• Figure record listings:
########################################
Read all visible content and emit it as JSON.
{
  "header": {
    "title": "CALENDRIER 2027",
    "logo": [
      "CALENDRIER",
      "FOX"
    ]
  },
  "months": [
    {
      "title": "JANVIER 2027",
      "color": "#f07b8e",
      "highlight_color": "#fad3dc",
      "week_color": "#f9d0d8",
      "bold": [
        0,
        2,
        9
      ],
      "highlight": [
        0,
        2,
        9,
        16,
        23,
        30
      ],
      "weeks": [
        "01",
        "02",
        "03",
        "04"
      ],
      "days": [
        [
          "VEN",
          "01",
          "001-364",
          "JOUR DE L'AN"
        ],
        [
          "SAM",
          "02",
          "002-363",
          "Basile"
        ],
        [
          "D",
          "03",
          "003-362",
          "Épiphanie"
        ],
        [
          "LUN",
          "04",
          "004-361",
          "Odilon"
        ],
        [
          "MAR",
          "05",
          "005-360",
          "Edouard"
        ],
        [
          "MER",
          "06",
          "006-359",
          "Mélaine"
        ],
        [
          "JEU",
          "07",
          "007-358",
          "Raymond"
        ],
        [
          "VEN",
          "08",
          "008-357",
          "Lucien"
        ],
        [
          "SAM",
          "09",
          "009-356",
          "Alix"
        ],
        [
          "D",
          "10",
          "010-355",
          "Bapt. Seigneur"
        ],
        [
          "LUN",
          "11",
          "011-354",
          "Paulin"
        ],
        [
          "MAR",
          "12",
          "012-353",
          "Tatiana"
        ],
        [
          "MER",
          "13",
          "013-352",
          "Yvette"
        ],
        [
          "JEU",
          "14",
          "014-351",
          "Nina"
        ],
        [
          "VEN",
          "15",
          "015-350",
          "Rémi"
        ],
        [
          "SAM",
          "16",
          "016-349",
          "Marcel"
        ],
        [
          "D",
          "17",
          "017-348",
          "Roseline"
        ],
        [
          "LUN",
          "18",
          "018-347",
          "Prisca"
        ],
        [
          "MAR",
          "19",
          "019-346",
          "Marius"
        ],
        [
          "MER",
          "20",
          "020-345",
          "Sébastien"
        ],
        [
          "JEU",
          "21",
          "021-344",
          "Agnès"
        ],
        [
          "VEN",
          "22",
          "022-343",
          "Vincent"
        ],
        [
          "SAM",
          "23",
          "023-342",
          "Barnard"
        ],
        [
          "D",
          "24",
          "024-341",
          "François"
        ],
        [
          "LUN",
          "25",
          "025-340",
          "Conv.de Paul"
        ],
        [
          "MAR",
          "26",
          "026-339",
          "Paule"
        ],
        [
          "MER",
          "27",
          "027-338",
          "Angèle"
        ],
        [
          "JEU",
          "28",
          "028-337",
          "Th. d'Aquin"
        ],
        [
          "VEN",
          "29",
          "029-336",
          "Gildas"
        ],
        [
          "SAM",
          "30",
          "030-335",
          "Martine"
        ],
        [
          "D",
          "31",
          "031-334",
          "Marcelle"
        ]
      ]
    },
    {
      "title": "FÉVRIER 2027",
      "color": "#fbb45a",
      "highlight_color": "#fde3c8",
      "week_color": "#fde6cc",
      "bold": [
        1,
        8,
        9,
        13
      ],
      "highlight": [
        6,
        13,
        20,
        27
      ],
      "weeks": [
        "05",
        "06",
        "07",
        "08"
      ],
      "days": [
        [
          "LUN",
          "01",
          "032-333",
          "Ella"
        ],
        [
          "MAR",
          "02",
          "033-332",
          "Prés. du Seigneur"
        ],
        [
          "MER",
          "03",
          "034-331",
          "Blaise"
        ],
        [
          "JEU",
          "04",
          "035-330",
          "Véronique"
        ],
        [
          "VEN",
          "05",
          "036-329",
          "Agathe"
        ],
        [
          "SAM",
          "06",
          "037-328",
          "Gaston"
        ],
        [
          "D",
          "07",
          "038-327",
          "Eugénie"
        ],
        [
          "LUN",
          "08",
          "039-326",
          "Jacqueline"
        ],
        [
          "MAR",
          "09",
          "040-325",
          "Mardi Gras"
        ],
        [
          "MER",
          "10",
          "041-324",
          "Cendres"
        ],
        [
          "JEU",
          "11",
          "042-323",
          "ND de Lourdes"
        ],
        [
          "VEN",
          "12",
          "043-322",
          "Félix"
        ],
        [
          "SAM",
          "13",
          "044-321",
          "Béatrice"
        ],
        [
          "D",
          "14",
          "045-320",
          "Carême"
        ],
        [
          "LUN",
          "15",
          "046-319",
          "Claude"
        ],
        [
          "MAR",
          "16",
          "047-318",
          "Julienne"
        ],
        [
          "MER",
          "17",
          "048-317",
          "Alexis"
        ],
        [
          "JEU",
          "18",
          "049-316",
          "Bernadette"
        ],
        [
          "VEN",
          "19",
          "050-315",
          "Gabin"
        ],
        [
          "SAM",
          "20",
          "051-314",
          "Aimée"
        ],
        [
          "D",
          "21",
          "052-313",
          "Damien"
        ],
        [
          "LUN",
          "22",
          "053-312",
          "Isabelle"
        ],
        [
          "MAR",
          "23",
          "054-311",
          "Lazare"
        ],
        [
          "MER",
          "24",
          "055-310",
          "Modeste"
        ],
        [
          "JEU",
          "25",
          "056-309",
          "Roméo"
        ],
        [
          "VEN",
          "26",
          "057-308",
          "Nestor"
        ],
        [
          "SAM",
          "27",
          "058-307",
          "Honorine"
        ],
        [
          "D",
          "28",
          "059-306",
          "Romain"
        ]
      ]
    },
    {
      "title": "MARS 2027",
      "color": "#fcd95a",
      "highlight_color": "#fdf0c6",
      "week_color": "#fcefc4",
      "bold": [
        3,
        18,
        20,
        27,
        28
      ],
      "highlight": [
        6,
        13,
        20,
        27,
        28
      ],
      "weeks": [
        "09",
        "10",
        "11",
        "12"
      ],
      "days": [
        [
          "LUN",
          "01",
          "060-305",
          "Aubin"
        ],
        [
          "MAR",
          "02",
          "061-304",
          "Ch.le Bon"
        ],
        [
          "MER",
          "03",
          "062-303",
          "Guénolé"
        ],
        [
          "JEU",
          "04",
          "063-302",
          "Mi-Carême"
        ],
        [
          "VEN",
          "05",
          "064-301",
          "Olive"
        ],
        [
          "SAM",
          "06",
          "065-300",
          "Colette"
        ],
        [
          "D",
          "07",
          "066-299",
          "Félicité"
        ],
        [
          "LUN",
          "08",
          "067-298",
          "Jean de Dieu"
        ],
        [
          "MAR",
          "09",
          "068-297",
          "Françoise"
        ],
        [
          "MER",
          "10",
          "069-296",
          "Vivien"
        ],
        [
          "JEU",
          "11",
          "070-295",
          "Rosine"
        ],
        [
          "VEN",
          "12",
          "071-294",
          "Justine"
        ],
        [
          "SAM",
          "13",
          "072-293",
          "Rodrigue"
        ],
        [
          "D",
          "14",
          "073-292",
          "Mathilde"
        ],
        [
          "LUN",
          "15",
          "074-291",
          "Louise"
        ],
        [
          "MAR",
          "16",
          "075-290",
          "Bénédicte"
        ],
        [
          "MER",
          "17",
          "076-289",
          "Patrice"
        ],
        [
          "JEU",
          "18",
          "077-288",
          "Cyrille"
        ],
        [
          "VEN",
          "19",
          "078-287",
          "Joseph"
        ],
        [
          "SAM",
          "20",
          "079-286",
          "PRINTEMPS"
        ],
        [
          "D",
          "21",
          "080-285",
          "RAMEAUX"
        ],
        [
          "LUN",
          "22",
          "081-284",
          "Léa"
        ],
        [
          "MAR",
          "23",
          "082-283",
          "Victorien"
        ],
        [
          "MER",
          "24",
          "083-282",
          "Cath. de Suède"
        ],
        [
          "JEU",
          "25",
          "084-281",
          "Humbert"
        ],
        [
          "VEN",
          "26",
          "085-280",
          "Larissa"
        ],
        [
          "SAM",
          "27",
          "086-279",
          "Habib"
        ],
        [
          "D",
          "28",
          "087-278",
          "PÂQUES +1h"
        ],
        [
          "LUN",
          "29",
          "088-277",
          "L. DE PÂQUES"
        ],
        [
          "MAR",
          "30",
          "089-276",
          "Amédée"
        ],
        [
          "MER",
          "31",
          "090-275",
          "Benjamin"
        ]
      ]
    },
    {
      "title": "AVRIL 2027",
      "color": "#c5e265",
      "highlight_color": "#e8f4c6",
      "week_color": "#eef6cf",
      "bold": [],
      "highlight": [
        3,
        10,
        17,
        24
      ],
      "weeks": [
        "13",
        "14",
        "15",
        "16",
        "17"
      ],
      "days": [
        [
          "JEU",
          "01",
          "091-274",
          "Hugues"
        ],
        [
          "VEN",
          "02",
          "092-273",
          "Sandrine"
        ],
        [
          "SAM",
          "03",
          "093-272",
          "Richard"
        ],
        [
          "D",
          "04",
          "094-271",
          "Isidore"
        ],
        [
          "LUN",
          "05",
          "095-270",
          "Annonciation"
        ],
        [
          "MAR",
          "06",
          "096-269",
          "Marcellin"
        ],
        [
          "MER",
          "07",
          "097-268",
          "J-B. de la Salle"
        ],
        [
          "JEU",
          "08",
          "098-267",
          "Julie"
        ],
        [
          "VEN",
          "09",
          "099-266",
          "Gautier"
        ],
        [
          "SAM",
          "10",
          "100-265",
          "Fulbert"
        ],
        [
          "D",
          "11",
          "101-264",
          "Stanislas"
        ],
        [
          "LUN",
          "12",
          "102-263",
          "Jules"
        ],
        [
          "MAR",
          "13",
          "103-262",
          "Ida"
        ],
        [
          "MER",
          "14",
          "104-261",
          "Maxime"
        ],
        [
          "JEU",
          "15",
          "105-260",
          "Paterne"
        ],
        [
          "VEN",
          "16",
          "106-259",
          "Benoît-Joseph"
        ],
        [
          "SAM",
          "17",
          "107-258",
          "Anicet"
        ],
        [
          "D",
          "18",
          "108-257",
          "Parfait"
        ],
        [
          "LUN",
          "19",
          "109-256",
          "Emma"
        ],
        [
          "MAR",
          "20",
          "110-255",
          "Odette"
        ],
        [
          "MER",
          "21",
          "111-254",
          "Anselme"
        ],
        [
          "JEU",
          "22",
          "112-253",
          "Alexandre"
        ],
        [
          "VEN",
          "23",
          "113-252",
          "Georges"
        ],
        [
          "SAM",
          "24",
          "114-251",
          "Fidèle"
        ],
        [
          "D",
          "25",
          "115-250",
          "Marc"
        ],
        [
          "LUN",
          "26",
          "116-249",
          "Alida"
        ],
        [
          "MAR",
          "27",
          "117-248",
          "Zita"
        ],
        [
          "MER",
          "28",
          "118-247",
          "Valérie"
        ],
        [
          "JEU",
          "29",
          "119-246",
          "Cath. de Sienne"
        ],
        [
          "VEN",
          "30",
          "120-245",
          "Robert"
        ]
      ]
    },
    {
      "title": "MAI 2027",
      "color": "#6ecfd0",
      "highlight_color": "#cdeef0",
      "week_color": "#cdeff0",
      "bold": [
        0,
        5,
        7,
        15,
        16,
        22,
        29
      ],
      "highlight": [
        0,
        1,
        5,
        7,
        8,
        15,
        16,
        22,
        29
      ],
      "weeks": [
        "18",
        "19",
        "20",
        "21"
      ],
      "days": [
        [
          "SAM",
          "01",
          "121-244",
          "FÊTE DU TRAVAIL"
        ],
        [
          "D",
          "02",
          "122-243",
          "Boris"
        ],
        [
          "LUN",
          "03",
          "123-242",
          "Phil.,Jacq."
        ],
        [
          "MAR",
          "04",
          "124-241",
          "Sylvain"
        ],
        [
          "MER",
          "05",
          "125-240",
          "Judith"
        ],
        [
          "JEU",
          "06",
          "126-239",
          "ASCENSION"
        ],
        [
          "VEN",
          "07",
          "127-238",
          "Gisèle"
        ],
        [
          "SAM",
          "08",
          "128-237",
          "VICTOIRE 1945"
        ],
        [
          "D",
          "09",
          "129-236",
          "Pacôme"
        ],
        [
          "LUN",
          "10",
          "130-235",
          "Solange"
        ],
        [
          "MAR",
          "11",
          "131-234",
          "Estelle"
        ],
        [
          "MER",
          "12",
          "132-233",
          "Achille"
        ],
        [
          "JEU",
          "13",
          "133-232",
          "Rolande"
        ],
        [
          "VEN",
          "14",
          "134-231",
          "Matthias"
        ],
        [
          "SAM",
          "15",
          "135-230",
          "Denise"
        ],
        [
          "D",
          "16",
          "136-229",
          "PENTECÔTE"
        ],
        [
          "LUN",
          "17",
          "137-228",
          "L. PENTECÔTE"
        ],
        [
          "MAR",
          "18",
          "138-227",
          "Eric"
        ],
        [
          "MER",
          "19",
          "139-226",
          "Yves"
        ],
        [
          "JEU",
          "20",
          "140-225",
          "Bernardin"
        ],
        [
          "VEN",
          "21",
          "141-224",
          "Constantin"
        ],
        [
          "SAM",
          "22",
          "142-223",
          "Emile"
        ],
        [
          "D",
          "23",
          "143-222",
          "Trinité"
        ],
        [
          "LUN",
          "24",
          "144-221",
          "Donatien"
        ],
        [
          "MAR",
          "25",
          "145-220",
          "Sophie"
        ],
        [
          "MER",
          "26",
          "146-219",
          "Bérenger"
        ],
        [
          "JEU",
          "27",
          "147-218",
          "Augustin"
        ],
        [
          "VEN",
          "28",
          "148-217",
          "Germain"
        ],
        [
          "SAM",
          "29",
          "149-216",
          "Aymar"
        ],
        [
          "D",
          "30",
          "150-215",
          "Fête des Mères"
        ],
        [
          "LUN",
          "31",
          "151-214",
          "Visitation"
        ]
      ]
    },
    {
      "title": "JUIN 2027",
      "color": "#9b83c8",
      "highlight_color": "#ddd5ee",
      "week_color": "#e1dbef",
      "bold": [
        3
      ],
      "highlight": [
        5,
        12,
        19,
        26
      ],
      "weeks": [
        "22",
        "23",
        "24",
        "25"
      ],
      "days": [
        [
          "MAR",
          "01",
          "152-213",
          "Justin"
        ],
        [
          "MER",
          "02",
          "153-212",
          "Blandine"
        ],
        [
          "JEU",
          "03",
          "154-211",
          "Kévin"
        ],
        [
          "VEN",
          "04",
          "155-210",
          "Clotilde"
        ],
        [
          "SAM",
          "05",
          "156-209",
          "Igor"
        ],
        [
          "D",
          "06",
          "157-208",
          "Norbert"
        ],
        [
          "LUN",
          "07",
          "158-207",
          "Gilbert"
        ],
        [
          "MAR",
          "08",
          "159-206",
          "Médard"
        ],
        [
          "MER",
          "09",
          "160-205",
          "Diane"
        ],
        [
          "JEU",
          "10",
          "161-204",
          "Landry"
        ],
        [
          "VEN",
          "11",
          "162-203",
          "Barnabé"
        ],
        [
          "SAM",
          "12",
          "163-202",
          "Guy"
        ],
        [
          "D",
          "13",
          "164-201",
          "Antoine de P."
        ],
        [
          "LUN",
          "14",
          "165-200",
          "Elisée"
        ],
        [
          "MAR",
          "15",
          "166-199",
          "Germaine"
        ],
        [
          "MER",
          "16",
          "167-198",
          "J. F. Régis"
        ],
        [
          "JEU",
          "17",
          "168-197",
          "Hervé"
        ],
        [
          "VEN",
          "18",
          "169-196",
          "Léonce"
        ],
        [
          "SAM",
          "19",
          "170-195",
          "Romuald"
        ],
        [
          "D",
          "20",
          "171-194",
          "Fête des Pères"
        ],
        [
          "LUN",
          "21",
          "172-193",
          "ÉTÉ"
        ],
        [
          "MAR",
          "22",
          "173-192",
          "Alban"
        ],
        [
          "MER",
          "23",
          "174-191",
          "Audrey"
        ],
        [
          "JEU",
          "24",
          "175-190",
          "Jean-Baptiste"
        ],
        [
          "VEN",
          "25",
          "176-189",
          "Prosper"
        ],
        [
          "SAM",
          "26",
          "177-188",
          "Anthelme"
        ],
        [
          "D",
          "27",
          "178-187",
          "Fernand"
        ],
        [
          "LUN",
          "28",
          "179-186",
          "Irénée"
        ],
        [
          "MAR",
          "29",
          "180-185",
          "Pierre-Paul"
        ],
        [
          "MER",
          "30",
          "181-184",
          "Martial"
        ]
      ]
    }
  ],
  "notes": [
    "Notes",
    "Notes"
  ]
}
########################################
• What you have to do: How many lines of the entries above hold the string "title"? Reply with the number alone.

• Result of this task: 7